Exercise directions »
Starting at the first line of the entries and ending after the line containing "notification-body: Chuck Schumer", write the lines out again with "share-icon" swapped for "export-icon" and everything else left unchanged.

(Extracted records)

** Start **

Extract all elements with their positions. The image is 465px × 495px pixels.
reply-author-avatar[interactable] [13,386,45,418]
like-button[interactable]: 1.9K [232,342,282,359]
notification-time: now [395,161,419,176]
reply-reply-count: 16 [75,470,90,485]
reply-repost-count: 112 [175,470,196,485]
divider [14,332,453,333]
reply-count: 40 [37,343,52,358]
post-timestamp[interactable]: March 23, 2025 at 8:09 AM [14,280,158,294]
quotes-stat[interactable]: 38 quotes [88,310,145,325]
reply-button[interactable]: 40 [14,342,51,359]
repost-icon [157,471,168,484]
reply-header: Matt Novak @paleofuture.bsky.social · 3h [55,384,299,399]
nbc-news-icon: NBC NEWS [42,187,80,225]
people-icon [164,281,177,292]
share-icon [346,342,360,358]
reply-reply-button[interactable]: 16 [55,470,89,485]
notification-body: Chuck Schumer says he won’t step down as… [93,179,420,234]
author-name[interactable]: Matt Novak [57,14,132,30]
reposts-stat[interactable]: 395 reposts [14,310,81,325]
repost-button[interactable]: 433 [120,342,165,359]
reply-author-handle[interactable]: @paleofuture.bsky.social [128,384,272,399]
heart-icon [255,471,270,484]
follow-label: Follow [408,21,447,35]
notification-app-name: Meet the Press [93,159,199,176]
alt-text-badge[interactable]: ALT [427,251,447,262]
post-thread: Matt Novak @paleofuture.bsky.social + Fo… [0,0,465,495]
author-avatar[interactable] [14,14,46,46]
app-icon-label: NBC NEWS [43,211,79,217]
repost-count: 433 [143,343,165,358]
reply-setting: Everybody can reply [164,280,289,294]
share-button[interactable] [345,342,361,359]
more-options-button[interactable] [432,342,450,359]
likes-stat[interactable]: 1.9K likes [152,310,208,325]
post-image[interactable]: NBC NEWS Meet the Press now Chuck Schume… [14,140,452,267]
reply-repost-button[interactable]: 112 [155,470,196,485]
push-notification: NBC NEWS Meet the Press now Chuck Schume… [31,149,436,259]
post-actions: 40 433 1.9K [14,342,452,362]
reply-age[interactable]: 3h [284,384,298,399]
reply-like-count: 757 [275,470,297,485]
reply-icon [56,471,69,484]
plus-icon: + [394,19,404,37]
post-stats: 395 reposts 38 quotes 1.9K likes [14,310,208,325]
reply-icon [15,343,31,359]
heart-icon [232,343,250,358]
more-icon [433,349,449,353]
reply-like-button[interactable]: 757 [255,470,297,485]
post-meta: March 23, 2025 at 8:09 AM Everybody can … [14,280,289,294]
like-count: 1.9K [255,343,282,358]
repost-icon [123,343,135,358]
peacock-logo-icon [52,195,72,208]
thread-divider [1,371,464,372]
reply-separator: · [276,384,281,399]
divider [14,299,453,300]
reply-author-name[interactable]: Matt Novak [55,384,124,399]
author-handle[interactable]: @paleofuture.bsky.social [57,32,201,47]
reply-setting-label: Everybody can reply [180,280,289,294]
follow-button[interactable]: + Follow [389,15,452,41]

** End **

Output of the exercise »
Extract all elements with their positions. The image is 465px × 495px pixels.
reply-author-avatar[interactable] [13,386,45,418]
like-button[interactable]: 1.9K [232,342,282,359]
notification-time: now [395,161,419,176]
reply-reply-count: 16 [75,470,90,485]
reply-repost-count: 112 [175,470,196,485]
divider [14,332,453,333]
reply-count: 40 [37,343,52,358]
post-timestamp[interactable]: March 23, 2025 at 8:09 AM [14,280,158,294]
quotes-stat[interactable]: 38 quotes [88,310,145,325]
reply-button[interactable]: 40 [14,342,51,359]
repost-icon [157,471,168,484]
reply-header: Matt Novak @paleofuture.bsky.social · 3h [55,384,299,399]
nbc-news-icon: NBC NEWS [42,187,80,225]
people-icon [164,281,177,292]
export-icon [346,342,360,358]
reply-reply-button[interactable]: 16 [55,470,89,485]
notification-body: Chuck Schumer says he won’t step down as… [93,179,420,234]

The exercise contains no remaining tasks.